Задание
Ответьте по фрагменту о дебатах в Мценской пересыльной тюрьме и программе «Земли и воли»:
(а) Кто возглавлял сторонников анархистских идей устройства общества?
(б) Когда была основательно подработана программа организации «Земля и воля»?
(в) С какого времени стала выходить газета «Земля и воля»?

Фрагмент страницы
··········

После знакомства обитателей Мценской пересыльной тюрьмы с этими идеями
среди них начались шумные дебаты о будущем строе России. Одни во главе с
Сажиным отстаивали анархистские идеи устройства общества; другие, и в их
числе Войноральский, высказывались за идеи Лаврова.
Но наибольший интерес у бывших "централистов" вызывала деятельность
народнических организаций. Летом 1878 г. была основательно подработана
программа организации "Земля и воля". В ней не только провозглашались
требования передать всю землю в руки крестьян с равномерным ее
распределением, но и указывалось на разрушающее влияние капитализма на
крестьянскую общину. Поэтому признавалась необходимость скорейшего
насильственного переворота. В этих целях подтверждалась выдвинутая ранее
задача объединения революционных сил, причем пропаганда среди крестьян
рекомендовалась при устройстве постоянных землевольческих поселений. В среде
рабочих признавалась целесообразной пропаганда о переходе фабрик и заводов
из рук капиталистов в распоряжение рабочих производительных общин. Впервые
подчеркивалась необходимость стачечной борьбы рабочих. Но все-таки рабочие
не рассматривались как главная движущая сила революции; на них возлагались
надежды как на революционных пропагандистов в крестьянской среде. Был принят
устав построения организации на началах конспирации, централизации и
строгого приема новых членов. Создание такой единой централизованной
организации было важным достижением народников в деле объединения
революционных сил. С октября 1878 г. стала выходить газета "Земля и воля",
широко освещавшая развернувшуюся антиправительственную борьбу.

··········

Предоставленные записи

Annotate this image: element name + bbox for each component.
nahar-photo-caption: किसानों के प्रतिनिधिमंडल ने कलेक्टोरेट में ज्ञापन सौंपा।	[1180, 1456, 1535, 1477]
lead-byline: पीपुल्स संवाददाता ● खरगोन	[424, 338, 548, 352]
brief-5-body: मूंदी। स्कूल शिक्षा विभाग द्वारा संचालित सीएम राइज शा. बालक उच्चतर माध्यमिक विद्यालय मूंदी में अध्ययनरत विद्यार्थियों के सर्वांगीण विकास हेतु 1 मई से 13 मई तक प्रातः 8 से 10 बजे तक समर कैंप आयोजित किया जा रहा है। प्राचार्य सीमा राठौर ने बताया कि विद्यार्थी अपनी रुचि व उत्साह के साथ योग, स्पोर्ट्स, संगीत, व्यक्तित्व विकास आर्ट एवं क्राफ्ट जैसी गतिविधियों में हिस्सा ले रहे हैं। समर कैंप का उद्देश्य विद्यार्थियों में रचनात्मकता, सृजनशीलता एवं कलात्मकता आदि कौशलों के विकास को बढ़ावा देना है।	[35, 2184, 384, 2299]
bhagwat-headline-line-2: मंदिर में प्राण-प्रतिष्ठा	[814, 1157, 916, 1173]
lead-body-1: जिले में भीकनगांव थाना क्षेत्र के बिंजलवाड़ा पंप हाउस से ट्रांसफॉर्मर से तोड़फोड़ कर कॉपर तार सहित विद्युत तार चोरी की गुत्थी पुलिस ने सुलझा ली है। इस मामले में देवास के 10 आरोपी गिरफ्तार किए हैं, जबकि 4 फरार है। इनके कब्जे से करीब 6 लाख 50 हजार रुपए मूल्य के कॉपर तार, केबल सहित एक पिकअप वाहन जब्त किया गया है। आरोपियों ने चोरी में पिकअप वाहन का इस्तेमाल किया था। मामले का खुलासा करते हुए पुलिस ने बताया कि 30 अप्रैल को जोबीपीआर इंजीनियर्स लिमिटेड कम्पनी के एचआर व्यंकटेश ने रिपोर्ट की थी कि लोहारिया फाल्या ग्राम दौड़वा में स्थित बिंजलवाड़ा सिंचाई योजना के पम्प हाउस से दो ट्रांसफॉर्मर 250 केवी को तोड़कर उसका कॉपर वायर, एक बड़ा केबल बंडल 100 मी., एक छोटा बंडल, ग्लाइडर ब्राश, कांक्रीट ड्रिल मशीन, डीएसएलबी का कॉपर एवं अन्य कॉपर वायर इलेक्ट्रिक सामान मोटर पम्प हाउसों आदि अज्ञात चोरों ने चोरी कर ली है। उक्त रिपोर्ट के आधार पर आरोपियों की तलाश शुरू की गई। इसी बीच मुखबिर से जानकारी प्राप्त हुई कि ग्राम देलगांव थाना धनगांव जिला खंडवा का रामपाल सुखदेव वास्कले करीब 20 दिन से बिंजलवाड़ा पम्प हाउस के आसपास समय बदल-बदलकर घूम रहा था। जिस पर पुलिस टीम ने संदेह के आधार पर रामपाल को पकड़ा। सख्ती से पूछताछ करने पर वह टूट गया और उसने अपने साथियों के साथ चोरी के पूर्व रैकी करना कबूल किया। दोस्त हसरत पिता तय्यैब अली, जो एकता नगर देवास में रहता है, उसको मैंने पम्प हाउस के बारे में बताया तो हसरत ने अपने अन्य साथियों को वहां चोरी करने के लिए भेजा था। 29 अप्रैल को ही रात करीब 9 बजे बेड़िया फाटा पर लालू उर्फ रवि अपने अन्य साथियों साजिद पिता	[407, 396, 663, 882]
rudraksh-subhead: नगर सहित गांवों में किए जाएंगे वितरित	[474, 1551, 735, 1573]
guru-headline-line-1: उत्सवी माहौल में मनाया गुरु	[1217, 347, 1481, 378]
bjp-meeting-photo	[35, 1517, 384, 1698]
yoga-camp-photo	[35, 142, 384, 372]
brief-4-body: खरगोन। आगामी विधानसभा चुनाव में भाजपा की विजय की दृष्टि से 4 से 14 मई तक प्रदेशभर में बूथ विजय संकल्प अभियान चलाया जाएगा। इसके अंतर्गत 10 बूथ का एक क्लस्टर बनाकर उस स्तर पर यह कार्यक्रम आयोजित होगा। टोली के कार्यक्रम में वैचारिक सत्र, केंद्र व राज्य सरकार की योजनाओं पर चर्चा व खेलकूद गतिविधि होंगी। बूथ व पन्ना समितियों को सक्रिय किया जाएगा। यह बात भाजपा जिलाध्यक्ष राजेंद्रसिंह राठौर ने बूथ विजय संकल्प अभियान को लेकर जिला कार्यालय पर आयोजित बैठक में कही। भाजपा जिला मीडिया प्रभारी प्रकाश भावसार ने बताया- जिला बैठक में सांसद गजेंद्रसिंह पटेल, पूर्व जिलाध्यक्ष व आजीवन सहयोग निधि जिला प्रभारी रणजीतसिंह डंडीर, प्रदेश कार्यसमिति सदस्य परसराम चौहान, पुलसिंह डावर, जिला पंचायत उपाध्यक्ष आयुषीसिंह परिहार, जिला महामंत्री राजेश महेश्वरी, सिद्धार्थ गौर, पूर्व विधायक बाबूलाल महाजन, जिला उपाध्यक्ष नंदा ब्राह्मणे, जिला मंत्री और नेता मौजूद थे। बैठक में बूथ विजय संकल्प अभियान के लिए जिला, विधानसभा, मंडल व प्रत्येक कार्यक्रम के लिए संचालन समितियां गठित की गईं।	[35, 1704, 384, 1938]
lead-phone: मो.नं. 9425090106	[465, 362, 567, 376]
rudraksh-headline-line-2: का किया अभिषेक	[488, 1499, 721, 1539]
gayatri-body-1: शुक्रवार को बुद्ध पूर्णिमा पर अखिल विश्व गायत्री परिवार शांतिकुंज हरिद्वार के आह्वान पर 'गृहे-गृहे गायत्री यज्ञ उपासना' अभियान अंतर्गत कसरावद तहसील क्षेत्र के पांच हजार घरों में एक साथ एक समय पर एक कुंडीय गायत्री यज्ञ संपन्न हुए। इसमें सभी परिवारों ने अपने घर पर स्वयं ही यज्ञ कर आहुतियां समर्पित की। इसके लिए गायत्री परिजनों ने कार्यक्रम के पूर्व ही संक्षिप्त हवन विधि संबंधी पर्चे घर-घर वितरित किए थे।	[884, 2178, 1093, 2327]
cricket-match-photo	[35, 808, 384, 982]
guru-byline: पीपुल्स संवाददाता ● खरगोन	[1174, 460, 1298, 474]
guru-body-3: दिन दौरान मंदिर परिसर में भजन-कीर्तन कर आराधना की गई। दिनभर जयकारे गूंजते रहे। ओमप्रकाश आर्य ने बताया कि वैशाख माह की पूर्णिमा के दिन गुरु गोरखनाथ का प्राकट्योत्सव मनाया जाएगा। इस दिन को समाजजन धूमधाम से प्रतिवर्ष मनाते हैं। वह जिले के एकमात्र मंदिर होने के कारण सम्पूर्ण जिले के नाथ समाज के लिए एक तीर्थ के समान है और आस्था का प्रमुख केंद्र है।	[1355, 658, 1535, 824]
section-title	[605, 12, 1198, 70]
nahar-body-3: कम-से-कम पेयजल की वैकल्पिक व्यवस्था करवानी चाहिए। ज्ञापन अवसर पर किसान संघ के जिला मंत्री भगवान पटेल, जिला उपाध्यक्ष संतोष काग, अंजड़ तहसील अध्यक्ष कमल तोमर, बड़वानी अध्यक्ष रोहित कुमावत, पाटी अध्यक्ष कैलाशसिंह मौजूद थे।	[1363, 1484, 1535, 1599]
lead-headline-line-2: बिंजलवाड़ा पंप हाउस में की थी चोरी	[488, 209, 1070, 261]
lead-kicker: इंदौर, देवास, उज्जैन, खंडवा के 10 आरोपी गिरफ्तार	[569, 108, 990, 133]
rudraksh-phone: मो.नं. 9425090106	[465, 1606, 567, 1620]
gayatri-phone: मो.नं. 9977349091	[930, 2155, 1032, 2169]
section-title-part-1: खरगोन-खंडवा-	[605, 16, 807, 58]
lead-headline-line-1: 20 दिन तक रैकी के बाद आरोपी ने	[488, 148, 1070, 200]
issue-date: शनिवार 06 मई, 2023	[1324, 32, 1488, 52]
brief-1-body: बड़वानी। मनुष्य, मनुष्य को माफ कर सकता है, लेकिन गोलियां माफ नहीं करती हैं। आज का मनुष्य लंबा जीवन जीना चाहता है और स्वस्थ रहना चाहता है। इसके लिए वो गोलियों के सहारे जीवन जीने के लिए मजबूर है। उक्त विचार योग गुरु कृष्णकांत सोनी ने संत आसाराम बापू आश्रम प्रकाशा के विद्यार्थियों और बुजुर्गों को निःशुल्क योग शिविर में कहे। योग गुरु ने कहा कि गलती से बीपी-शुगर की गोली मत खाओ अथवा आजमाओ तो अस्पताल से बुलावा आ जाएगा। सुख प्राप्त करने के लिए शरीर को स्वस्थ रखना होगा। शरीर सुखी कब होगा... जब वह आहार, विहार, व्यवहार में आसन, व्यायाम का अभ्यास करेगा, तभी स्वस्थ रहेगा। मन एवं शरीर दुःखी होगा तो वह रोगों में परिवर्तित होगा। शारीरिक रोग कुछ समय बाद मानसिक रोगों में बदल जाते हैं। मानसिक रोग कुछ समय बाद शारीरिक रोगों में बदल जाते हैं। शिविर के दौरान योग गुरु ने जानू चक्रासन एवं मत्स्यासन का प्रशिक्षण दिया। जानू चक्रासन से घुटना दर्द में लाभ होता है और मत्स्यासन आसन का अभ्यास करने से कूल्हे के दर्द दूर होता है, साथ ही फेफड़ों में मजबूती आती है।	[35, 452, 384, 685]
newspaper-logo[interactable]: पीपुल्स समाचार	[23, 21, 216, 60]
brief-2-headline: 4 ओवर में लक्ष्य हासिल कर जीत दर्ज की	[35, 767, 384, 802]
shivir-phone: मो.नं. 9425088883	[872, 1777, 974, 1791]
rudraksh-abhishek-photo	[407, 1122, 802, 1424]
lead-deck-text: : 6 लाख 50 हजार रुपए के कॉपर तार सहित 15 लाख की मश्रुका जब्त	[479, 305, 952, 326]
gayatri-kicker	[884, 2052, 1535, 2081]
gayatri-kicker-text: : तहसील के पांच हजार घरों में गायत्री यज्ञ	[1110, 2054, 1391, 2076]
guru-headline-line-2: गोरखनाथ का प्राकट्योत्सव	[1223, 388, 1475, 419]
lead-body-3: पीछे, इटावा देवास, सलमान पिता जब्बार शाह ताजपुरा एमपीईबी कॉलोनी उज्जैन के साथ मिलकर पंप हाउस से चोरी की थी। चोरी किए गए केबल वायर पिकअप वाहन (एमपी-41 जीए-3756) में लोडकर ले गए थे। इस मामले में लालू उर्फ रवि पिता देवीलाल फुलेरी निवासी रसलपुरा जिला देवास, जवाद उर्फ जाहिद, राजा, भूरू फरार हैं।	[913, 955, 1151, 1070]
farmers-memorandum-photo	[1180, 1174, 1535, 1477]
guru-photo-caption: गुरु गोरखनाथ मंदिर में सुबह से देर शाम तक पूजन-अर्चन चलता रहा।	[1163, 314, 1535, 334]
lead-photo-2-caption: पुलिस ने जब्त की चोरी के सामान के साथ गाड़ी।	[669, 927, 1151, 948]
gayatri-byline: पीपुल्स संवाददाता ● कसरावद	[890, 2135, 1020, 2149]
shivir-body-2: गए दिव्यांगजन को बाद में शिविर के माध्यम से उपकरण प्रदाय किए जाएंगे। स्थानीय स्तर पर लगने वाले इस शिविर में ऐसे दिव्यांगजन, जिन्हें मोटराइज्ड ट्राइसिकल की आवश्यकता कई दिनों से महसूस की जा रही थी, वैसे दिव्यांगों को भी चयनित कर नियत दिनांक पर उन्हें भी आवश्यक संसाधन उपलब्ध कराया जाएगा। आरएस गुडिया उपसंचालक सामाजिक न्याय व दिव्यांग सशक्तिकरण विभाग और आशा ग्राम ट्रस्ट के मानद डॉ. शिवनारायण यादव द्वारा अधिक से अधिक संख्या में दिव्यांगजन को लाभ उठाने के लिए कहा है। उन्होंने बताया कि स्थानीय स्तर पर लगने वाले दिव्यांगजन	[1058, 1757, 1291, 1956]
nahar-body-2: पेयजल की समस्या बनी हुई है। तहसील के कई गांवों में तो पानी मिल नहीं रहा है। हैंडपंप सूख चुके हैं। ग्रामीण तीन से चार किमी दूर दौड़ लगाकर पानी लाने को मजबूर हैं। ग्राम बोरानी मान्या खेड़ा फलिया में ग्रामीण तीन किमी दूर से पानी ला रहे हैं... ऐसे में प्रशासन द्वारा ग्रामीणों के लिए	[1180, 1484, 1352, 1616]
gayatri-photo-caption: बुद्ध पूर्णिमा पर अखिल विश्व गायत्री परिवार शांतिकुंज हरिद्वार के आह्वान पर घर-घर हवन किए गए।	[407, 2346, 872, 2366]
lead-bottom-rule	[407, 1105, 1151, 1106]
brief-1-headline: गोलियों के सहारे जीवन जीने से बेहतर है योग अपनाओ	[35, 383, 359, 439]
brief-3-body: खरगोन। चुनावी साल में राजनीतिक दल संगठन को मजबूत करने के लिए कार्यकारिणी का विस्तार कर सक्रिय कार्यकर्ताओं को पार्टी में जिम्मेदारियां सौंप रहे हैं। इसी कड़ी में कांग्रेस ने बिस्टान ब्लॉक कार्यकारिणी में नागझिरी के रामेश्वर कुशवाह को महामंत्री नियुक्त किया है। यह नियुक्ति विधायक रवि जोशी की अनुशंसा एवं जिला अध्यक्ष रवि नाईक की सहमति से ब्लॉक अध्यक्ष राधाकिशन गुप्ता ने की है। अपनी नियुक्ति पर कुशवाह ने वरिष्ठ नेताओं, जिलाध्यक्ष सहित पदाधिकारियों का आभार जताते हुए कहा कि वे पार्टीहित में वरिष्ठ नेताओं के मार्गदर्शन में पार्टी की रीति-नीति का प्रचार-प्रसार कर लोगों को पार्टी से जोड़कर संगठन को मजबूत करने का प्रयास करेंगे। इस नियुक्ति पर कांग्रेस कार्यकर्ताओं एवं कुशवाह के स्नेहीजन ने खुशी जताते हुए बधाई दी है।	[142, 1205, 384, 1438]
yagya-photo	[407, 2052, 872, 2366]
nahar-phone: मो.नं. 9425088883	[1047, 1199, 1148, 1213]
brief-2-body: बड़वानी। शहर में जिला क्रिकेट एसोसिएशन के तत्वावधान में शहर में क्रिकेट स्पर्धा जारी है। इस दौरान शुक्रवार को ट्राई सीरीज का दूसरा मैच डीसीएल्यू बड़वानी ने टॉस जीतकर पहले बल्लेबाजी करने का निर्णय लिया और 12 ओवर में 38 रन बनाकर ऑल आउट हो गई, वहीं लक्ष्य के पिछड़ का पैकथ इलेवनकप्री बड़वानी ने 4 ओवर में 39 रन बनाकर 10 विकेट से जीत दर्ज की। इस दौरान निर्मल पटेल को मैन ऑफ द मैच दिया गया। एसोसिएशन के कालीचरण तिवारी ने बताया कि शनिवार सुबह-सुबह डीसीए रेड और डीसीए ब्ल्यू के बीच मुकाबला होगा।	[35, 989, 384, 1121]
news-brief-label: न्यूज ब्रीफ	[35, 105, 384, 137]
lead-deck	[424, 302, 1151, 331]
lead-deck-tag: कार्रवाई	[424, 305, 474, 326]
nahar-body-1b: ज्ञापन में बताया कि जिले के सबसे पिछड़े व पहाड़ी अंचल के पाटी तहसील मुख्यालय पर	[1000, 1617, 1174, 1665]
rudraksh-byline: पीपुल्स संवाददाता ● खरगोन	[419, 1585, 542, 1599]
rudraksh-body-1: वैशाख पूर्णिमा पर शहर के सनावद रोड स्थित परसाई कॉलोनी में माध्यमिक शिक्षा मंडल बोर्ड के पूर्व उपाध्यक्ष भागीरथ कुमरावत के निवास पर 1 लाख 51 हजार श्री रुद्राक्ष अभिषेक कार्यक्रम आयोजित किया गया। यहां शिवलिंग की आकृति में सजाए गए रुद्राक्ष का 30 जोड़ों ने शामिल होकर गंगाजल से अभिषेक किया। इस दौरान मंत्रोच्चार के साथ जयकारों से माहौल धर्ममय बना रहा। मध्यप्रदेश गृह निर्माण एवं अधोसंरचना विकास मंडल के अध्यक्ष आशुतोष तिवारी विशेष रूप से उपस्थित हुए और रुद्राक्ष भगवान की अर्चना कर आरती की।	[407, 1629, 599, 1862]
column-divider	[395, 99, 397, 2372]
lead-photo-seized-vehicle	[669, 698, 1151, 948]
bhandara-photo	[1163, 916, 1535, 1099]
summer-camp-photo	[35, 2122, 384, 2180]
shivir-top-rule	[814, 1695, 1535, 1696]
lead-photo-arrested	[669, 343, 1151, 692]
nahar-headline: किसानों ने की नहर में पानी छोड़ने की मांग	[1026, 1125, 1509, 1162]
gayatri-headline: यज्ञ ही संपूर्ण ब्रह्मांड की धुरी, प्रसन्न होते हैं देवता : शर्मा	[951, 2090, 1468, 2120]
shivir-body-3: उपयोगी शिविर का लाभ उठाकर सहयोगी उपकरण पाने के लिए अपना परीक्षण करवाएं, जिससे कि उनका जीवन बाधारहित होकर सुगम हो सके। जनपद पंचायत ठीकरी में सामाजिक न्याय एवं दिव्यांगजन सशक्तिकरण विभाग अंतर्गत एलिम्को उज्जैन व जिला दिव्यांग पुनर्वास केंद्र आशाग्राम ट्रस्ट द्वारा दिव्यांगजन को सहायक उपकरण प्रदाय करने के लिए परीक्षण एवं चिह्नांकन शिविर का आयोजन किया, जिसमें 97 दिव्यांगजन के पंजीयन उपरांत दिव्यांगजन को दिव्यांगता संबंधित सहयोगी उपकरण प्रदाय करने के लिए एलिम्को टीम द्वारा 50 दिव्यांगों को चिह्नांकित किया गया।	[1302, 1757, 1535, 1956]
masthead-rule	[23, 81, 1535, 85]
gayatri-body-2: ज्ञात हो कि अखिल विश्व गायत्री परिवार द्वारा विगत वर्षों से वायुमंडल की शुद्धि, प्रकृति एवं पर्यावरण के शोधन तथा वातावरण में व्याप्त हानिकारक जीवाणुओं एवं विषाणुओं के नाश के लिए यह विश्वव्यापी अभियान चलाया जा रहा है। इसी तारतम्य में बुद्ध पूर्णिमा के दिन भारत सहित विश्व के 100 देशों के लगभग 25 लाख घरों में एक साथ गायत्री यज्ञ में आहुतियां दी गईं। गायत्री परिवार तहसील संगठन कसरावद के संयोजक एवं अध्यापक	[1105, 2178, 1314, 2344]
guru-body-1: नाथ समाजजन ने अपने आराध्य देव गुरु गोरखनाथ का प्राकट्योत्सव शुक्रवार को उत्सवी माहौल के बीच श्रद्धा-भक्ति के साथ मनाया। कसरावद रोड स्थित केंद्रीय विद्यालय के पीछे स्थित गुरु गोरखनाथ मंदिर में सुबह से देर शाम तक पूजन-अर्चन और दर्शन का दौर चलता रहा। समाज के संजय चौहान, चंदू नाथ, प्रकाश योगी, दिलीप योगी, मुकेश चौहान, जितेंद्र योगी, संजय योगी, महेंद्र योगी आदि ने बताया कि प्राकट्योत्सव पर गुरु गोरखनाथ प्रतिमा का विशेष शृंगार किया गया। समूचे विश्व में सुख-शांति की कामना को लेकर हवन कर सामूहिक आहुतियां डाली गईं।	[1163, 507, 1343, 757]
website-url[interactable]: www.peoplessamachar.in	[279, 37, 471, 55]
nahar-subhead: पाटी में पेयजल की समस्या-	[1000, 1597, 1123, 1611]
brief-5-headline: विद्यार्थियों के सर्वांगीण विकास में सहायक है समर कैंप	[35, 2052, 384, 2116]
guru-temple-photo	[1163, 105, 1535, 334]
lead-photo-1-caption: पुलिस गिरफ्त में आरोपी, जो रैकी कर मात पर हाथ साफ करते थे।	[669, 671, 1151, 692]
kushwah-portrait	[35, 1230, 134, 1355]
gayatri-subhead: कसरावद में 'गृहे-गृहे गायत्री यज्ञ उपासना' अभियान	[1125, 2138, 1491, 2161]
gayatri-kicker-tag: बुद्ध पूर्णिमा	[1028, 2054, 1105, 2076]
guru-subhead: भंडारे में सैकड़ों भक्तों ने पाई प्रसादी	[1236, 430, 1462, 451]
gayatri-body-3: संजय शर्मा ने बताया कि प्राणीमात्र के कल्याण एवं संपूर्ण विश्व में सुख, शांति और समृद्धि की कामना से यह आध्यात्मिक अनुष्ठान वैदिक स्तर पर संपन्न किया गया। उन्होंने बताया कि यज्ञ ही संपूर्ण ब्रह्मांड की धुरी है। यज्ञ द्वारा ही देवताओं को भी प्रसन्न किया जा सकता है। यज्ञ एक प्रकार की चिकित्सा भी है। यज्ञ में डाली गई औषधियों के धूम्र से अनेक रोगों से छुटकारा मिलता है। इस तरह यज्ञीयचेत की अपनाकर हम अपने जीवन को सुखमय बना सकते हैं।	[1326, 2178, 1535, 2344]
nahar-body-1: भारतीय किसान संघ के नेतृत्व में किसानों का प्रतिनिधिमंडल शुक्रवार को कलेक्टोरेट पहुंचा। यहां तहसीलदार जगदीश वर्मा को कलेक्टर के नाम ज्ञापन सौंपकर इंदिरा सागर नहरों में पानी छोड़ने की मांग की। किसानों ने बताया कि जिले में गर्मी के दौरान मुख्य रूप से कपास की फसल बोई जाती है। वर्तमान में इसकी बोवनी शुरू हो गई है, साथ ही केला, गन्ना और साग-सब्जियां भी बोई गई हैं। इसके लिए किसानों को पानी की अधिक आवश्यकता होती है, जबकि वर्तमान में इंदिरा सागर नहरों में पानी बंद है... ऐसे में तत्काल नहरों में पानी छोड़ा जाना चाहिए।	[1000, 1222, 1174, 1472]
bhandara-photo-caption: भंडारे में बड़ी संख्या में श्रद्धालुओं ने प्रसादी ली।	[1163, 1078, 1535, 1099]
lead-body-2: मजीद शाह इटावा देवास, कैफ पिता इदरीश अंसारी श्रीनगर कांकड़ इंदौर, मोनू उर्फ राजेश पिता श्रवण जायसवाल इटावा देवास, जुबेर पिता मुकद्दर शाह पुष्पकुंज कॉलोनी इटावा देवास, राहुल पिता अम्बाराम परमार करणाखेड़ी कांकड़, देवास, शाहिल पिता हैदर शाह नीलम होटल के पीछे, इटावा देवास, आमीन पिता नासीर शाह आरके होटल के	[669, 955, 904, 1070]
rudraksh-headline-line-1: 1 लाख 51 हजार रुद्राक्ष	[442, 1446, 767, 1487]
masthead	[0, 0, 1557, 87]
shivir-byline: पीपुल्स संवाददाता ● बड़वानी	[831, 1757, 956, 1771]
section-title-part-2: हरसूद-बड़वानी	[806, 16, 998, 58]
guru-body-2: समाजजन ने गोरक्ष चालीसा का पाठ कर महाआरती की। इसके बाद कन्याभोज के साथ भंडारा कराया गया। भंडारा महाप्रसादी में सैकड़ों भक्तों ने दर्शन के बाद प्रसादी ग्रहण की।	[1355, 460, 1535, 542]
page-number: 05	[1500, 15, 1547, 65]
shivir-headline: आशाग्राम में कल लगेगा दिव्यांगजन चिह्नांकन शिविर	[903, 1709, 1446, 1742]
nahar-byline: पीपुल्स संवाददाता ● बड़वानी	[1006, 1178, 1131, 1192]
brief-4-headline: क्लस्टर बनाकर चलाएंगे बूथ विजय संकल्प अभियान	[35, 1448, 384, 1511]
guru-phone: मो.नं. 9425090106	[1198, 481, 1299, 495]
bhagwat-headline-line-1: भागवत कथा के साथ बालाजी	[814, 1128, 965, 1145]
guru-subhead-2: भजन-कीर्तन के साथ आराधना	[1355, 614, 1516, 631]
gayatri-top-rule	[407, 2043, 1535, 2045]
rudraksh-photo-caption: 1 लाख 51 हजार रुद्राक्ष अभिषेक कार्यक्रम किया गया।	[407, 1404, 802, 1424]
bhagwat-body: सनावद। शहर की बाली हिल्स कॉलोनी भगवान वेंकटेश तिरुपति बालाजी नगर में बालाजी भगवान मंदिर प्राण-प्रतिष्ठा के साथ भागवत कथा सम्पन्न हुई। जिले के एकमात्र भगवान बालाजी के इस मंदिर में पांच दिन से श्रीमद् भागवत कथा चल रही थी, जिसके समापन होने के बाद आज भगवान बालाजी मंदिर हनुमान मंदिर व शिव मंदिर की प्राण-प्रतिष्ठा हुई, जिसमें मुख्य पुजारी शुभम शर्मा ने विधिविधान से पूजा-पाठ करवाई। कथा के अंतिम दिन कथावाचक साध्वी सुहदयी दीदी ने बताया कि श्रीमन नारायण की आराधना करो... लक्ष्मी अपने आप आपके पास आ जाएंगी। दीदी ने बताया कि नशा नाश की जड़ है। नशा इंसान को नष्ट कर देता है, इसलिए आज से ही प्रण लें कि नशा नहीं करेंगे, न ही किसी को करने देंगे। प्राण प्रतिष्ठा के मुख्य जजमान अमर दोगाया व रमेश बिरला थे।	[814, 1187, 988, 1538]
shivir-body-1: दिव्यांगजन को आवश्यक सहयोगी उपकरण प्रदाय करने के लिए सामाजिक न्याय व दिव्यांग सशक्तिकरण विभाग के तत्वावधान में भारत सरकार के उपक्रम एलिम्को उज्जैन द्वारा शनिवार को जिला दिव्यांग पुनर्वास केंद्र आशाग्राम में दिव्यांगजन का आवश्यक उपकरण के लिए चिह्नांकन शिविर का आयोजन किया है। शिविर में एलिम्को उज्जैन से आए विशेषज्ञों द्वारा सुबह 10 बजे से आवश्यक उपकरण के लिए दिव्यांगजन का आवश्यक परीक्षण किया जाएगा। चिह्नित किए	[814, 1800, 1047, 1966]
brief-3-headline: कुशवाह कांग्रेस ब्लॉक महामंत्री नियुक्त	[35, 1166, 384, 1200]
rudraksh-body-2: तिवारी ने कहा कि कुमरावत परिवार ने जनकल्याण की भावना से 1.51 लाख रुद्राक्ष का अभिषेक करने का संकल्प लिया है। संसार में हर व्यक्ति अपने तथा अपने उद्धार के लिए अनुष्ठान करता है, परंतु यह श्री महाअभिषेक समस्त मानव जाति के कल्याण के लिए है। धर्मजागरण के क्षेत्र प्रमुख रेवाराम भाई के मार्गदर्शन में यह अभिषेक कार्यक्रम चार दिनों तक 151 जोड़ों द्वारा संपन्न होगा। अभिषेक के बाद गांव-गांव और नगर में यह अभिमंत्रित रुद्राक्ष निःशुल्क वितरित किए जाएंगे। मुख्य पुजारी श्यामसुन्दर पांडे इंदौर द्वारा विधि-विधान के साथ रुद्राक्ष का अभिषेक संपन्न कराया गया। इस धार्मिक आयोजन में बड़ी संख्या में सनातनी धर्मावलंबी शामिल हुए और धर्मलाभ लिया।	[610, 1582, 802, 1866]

··········

Решение задания
(а) Сажин.
(б) Летом 1878 г.
(в) С октября 1878 г.